Aim — Write out each line of the listing as it stands, without the images.

— Start Source material —

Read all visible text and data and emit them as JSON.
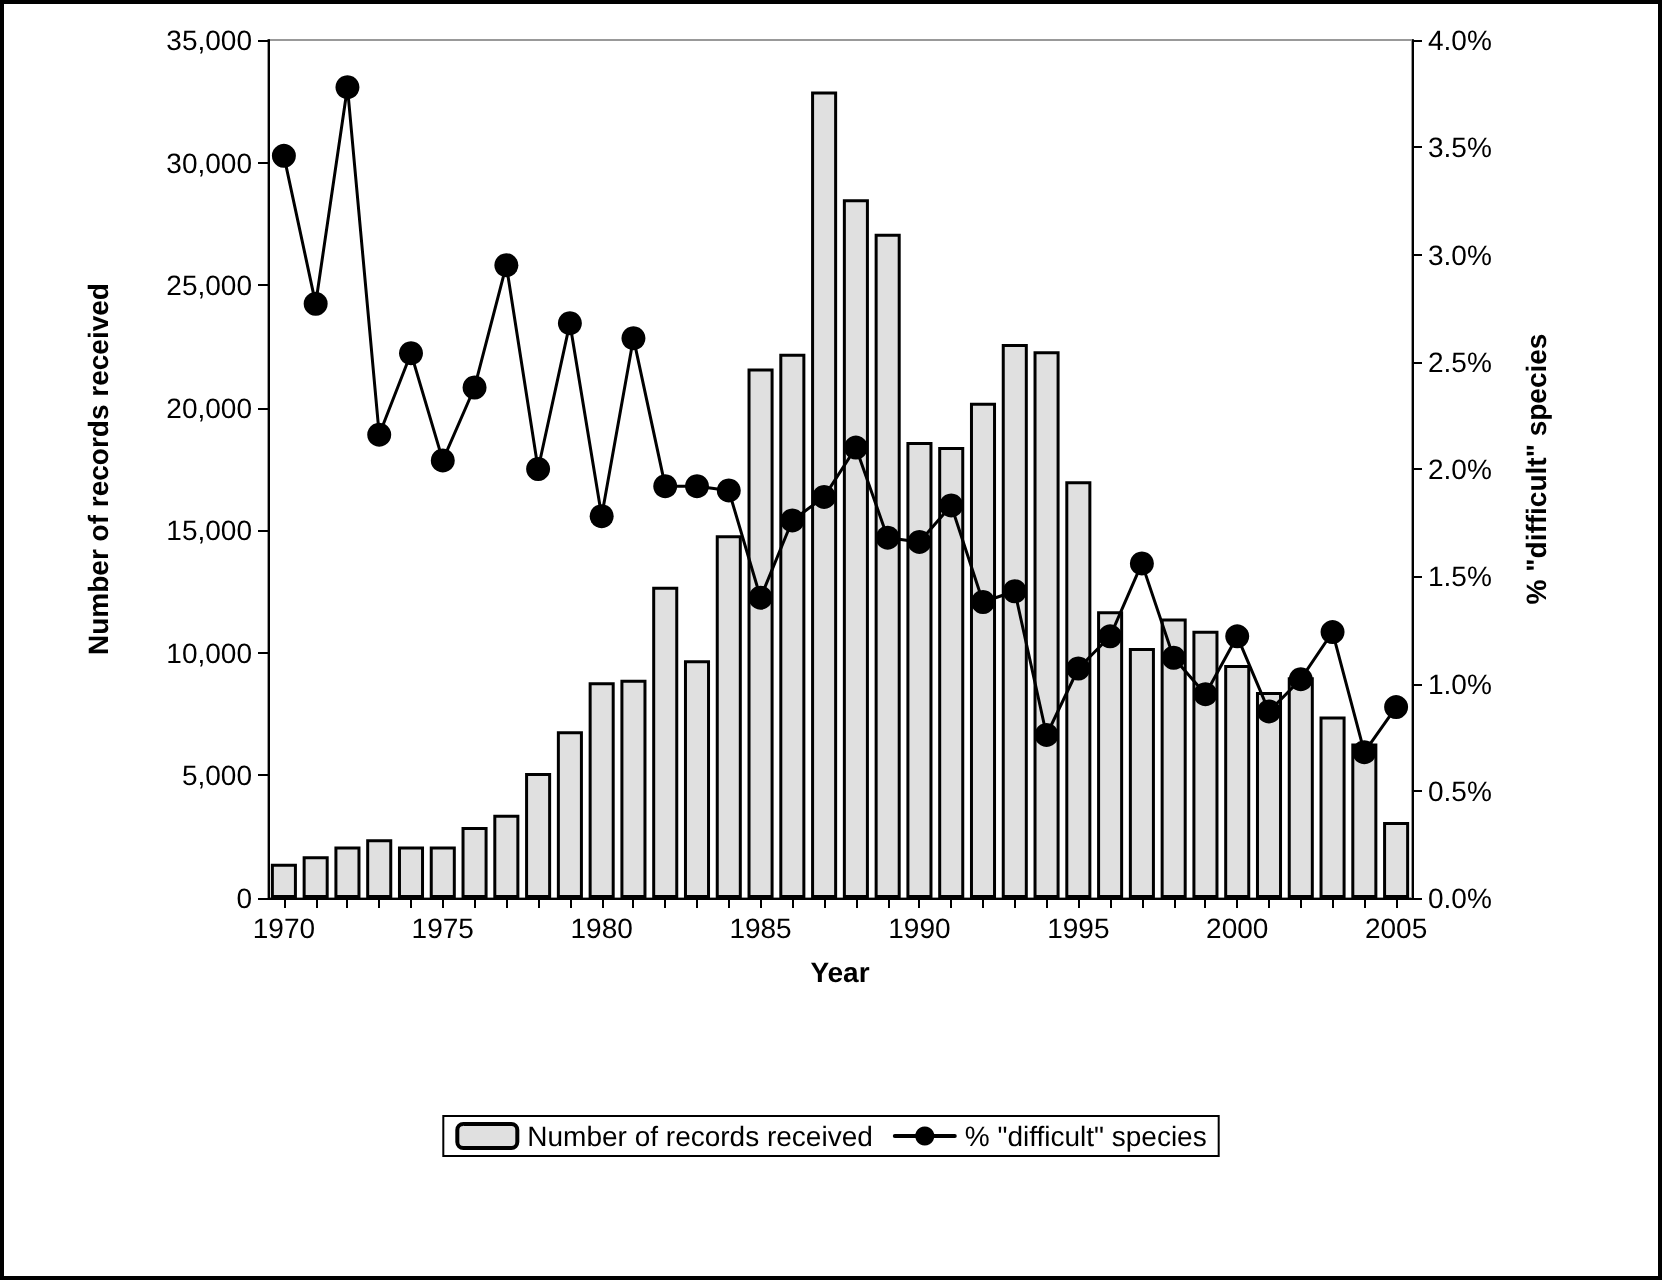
{
  "chart_data": {
    "type": "bar",
    "xlabel": "Year",
    "ylabel": "Number of records received",
    "y2label": "% \"difficult\" species",
    "categories": [
      "1970",
      null,
      null,
      null,
      null,
      "1975",
      null,
      null,
      null,
      null,
      "1980",
      null,
      null,
      null,
      null,
      "1985",
      null,
      null,
      null,
      null,
      "1990",
      null,
      null,
      null,
      null,
      "1995",
      null,
      null,
      null,
      null,
      "2000",
      null,
      null,
      null,
      null,
      "2005"
    ],
    "series": [
      {
        "name": "Number of records received",
        "color": "#e0e0e0",
        "values": [
          1400,
          1700,
          2100,
          2400,
          2100,
          2100,
          2900,
          3400,
          5100,
          6800,
          8800,
          8900,
          12700,
          9700,
          14800,
          21600,
          22200,
          32900,
          28500,
          27100,
          18600,
          18400,
          20200,
          22600,
          22300,
          17000,
          11700,
          10200,
          11400,
          10900,
          9500,
          8400,
          9000,
          7400,
          6300,
          3100
        ]
      },
      {
        "type": "line",
        "axis": "y2",
        "name": "% \"difficult\" species",
        "color": "#000000",
        "marker": "circle",
        "values": [
          3.46,
          2.77,
          3.78,
          2.16,
          2.54,
          2.04,
          2.38,
          2.95,
          2.0,
          2.68,
          1.78,
          2.61,
          1.92,
          1.92,
          1.9,
          1.4,
          1.76,
          1.87,
          2.1,
          1.68,
          1.66,
          1.83,
          1.38,
          1.43,
          0.76,
          1.07,
          1.22,
          1.56,
          1.12,
          0.95,
          1.22,
          0.87,
          1.02,
          1.24,
          0.68,
          0.89
        ]
      }
    ],
    "ylim": [
      0,
      35000
    ],
    "yticks": [
      {
        "value": 0,
        "label": "0"
      },
      {
        "value": 5000,
        "label": "5,000"
      },
      {
        "value": 10000,
        "label": "10,000"
      },
      {
        "value": 15000,
        "label": "15,000"
      },
      {
        "value": 20000,
        "label": "20,000"
      },
      {
        "value": 25000,
        "label": "25,000"
      },
      {
        "value": 30000,
        "label": "30,000"
      },
      {
        "value": 35000,
        "label": "35,000"
      }
    ],
    "y2lim": [
      0,
      4
    ],
    "y2ticks": [
      {
        "value": 0,
        "label": "0.0%"
      },
      {
        "value": 0.5,
        "label": "0.5%"
      },
      {
        "value": 1,
        "label": "1.0%"
      },
      {
        "value": 1.5,
        "label": "1.5%"
      },
      {
        "value": 2,
        "label": "2.0%"
      },
      {
        "value": 2.5,
        "label": "2.5%"
      },
      {
        "value": 3,
        "label": "3.0%"
      },
      {
        "value": 3.5,
        "label": "3.5%"
      },
      {
        "value": 4,
        "label": "4.0%"
      }
    ],
    "legend": "bottom",
    "grid": false
  }
}
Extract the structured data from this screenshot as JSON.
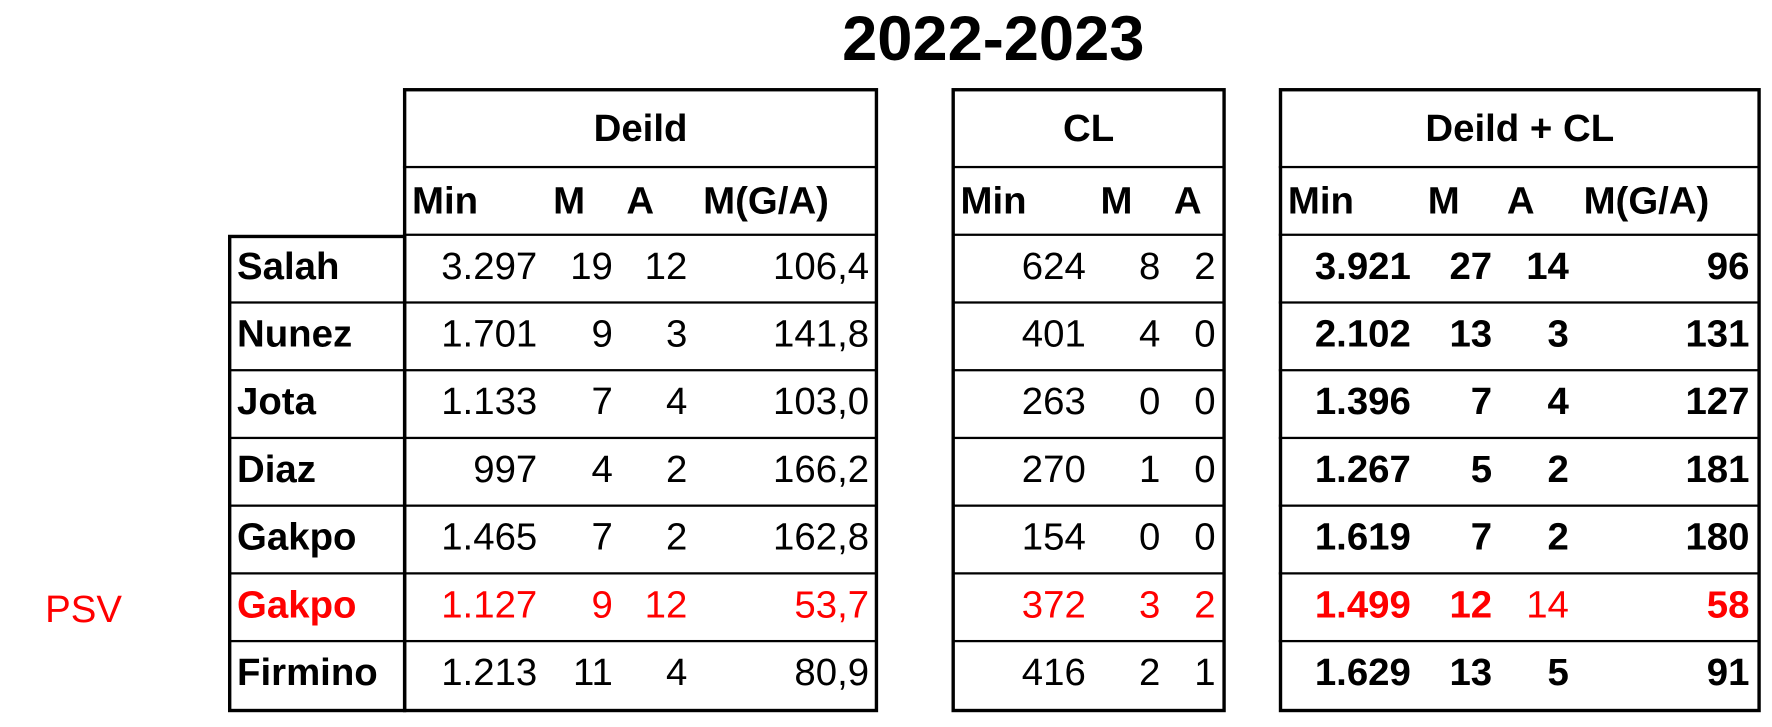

— End Source material —

Answer in full —
Read all visible text and data and emit them as JSON.
{
  "chart_data": {
    "type": "bar",
    "xlabel": "Year",
    "ylabel": "Number of records received",
    "y2label": "% \"difficult\" species",
    "categories": [
      "1970",
      null,
      null,
      null,
      null,
      "1975",
      null,
      null,
      null,
      null,
      "1980",
      null,
      null,
      null,
      null,
      "1985",
      null,
      null,
      null,
      null,
      "1990",
      null,
      null,
      null,
      null,
      "1995",
      null,
      null,
      null,
      null,
      "2000",
      null,
      null,
      null,
      null,
      "2005"
    ],
    "series": [
      {
        "name": "Number of records received",
        "color": "#e0e0e0",
        "values": [
          1400,
          1700,
          2100,
          2400,
          2100,
          2100,
          2900,
          3400,
          5100,
          6800,
          8800,
          8900,
          12700,
          9700,
          14800,
          21600,
          22200,
          32900,
          28500,
          27100,
          18600,
          18400,
          20200,
          22600,
          22300,
          17000,
          11700,
          10200,
          11400,
          10900,
          9500,
          8400,
          9000,
          7400,
          6300,
          3100
        ]
      },
      {
        "type": "line",
        "axis": "y2",
        "name": "% \"difficult\" species",
        "color": "#000000",
        "marker": "circle",
        "values": [
          3.46,
          2.77,
          3.78,
          2.16,
          2.54,
          2.04,
          2.38,
          2.95,
          2.0,
          2.68,
          1.78,
          2.61,
          1.92,
          1.92,
          1.9,
          1.4,
          1.76,
          1.87,
          2.1,
          1.68,
          1.66,
          1.83,
          1.38,
          1.43,
          0.76,
          1.07,
          1.22,
          1.56,
          1.12,
          0.95,
          1.22,
          0.87,
          1.02,
          1.24,
          0.68,
          0.89
        ]
      }
    ],
    "ylim": [
      0,
      35000
    ],
    "yticks": [
      {
        "value": 0,
        "label": "0"
      },
      {
        "value": 5000,
        "label": "5,000"
      },
      {
        "value": 10000,
        "label": "10,000"
      },
      {
        "value": 15000,
        "label": "15,000"
      },
      {
        "value": 20000,
        "label": "20,000"
      },
      {
        "value": 25000,
        "label": "25,000"
      },
      {
        "value": 30000,
        "label": "30,000"
      },
      {
        "value": 35000,
        "label": "35,000"
      }
    ],
    "y2lim": [
      0,
      4
    ],
    "y2ticks": [
      {
        "value": 0,
        "label": "0.0%"
      },
      {
        "value": 0.5,
        "label": "0.5%"
      },
      {
        "value": 1,
        "label": "1.0%"
      },
      {
        "value": 1.5,
        "label": "1.5%"
      },
      {
        "value": 2,
        "label": "2.0%"
      },
      {
        "value": 2.5,
        "label": "2.5%"
      },
      {
        "value": 3,
        "label": "3.0%"
      },
      {
        "value": 3.5,
        "label": "3.5%"
      },
      {
        "value": 4,
        "label": "4.0%"
      }
    ],
    "legend": "bottom",
    "grid": false
  }
}
Extract the structured data from this screenshot as JSON.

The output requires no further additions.